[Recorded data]
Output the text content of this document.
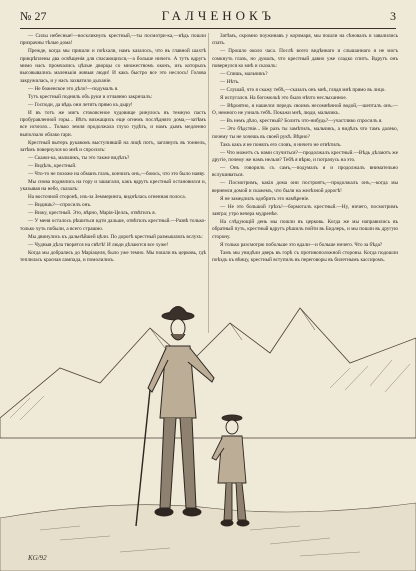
№ 27	ГАЛЧЕНОКЪ	3

— Силы небесные!—воскликнулъ крестный,—ты посмотри-ка,—вѣдь пошли призрачны тѣлые дома!

Прежде, когда мы пришли и поѣхали, намъ казалось, что въ главной шахтѣ прикрѣплены два освѣщенія для спасающихся,—а больше ничего. А тутъ вдругъ мимо насъ промчались цѣлые дворцы со множествомъ оконъ, изъ которыхъ высовывались маленькія живыя люди! И какъ быстро все это неслось! Голова закружилась, и у насъ захватило дыханіе.

— Не боженское это дѣло!—подумалъ я.

Тутъ крестный поднялъ объ руки и отчаянно закричалъ:

— Господи, да вѣдь они летятъ прямо къ дыру!

И въ тотъ же мигъ стоковсеное чудовище ринулось въ темную пасть пробуравленной горы... Вѣтъ визжащихъ еще огнемъ послѣдняго дома,—затѣмъ все исчезло... Только земля продолжала глухо гудѣть, и намъ дымъ медленно выползало облако гари.

Крестный вытеръ рукавомъ выступившій на лицѣ потъ, заглянулъ въ тоннель, затѣмъ повернулся ко мнѣ и спросилъ:

— Скажи-ка, мальчикъ, ты это также видѣлъ?

— Видѣлъ, крестный.

— Что-то не похоже на обманъ глазъ, кончилъ онъ,—боюсь, что это было наяву.

Мы снова поднялись на гору и зашагали, какъ вдругъ крестный остановился и, указывая на небо, сказалъ:

На восточной сторонѣ, изъ-за Земмеринга, виднѣлась огненная полоса.

— Видишь?—спросилъ онъ.

— Вижу, крестный. Это, вѣрно, Марія-Целль, отвѣтилъ я.

— У меня осталось рѣшиться идти дальше, отвѣтилъ крестный.—Развѣ только-только чуть побыли, а всего страшно.

Мы двинулись къ дальнѣйшей цѣли. По дорогѣ крестный размышлялъ вслухъ:

— Чудныя дѣла творятся на свѣтѣ! И люди дѣлаются все хуже!

Когда мы добрались до Маріацеля, было уже темно. Мы пошли въ церковь, гдѣ теплилась красная лампада, и помолились.

Затѣмъ, скромно поужинавъ у корчмаря, мы пошли на сѣновалъ и завалились спать.

— Прошло около часа. Послѣ всего видѣннаго и слышаннаго я не могъ сомкнуть глазъ, но думалъ, что крестный давно уже сладко спитъ. Вдругъ онъ повернулся ко мнѣ и сказалъ:

— Спишь, мальчикъ?

— Нѣтъ.

— Слушай, что я скажу тебѣ,—сказалъ онъ мнѣ, глядя мнѣ прямо въ лицо.

Я испугался. На богомольѣ это было нѣчто неслыханное.

— Вѣроятно, я нашелся передъ своимъ несомнѣнной водой,—шепталъ онъ.—О, немного не узналъ тебѣ. Покажи мнѣ, люди, мальчикъ.

— Въ немъ дѣло, крестный? Болитъ что-нибудь?—участливо спросилъ я.

— Это бѣдствіе... Не разъ ты замѣтилъ, мальчикъ, а видѣлъ что тамъ далеко, почему ты не хочешь въ своей рукѣ. Вѣрно?

Такъ какъ я не понялъ его словъ, я ничего не отвѣтилъ.

— Что можетъ съ нами случиться?—продолжалъ крестный.—Вѣдь дѣлаютъ же другіе, почему же намъ нельзя? Тебѣ я вѣрю, и потрачусь на это.

— Онъ говорилъ съ самъ,—подумалъ я и продолжалъ внимательно вслушиваться.

— Посмотримъ, какія дома они построятъ,—продолжалъ онъ,—когда мы вернемся домой и скажемъ, что были на желѣзной дорогѣ!

Я не замедлилъ одобрить это намѣреніе.

— Не это большой грѣхъ!—бормоталъ крестный.—Ну, ничего, посмотримъ завтра; утро вечера мудренѣе.

На слѣдующій день мы пошли въ церковь. Когда же мы направились въ обратный путь, крестный вдругъ рѣшилъ пойти въ Бидлеръ, и мы пошли въ другую сторону.

Я только разсмотрю побольше это вдали—и больше ничего. Что за бѣда?

Тамъ мы увидѣли дверь въ горѣ съ противоположной стороны. Когда подошли поѣздъ къ вѣнцу, крестный вступилъ въ переговоры въ билетнымъ кассиромъ.

KG/92
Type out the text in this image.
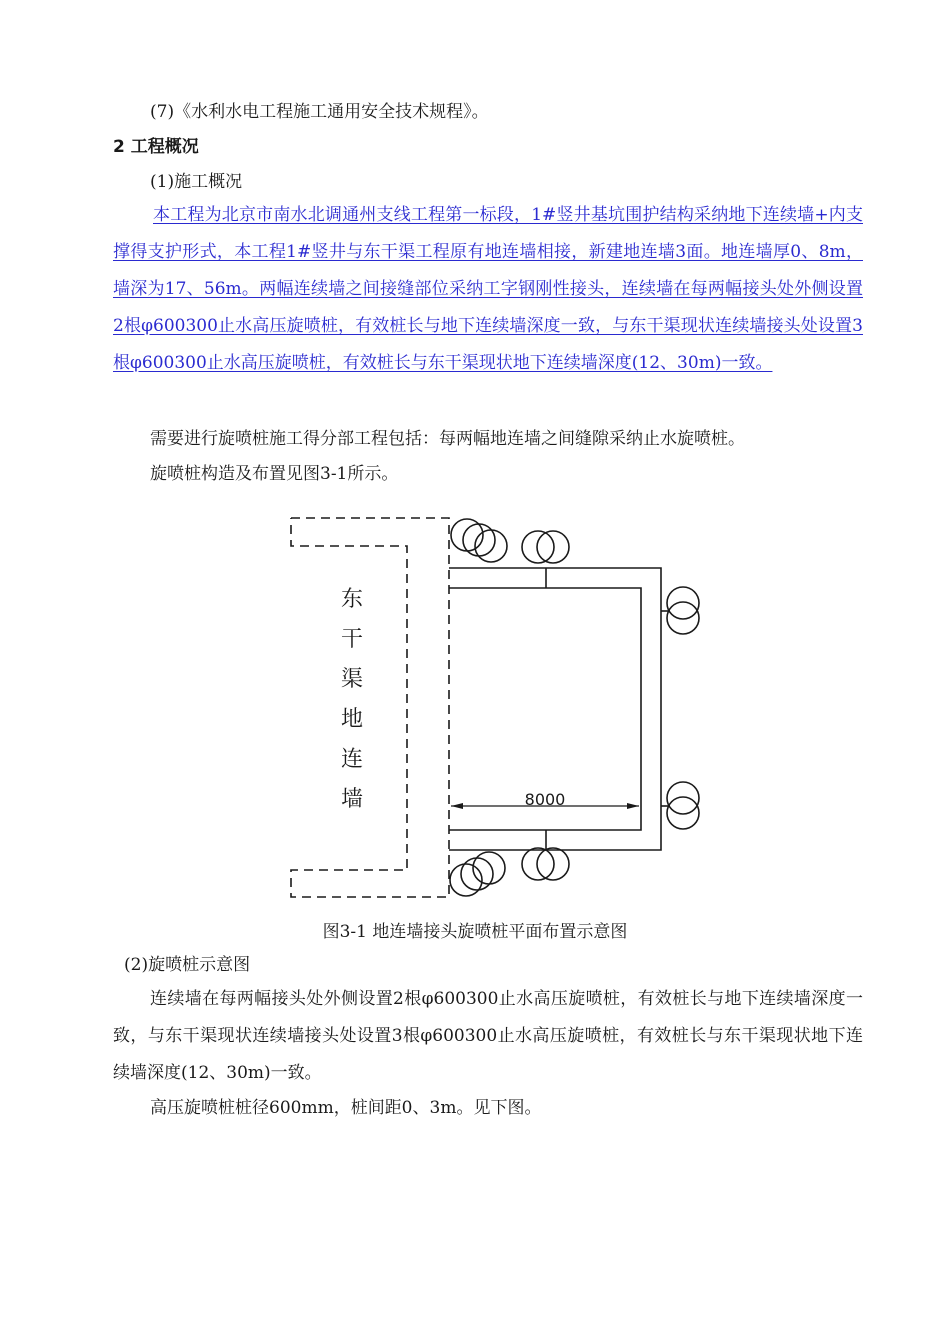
(7)《水利水电工程施工通用安全技术规程》。
2 工程概况
(1)施工概况

本工程为北京市南水北调通州支线工程第一标段，1#竖井基坑围护结构采纳地下连续墙+内支撑得支护形式，本工程1#竖井与东干渠工程原有地连墙相接，新建地连墙3面。地连墙厚0、8m，墙深为17、56m。两幅连续墙之间接缝部位采纳工字钢刚性接头，连续墙在每两幅接头处外侧设置2根φ600300止水高压旋喷桩，有效桩长与地下连续墙深度一致，与东干渠现状连续墙接头处设置3根φ600300止水高压旋喷桩，有效桩长与东干渠现状地下连续墙深度(12、30m)一致。

需要进行旋喷桩施工得分部工程包括：每两幅地连墙之间缝隙采纳止水旋喷桩。
旋喷桩构造及布置见图3-1所示。
东
干
渠
地
连
墙	8000
图3-1 地连墙接头旋喷桩平面布置示意图
(2)旋喷桩示意图

连续墙在每两幅接头处外侧设置2根φ600300止水高压旋喷桩，有效桩长与地下连续墙深度一致，与东干渠现状连续墙接头处设置3根φ600300止水高压旋喷桩，有效桩长与东干渠现状地下连续墙深度(12、30m)一致。

高压旋喷桩桩径600mm，桩间距0、3m。见下图。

DIRECTION ▸ Find the string "отвѣтилъ" in the entries above and return each line that holds it.

IN RESPONSE ▸
— Вижу, крестный. Это, вѣрно, Марія-Целль, отвѣтилъ я.
— У меня осталось рѣшиться идти дальше, отвѣтилъ крестный.—Развѣ только-только чуть побыли, а всего страшно.
Такъ какъ я не понялъ его словъ, я ничего не отвѣтилъ.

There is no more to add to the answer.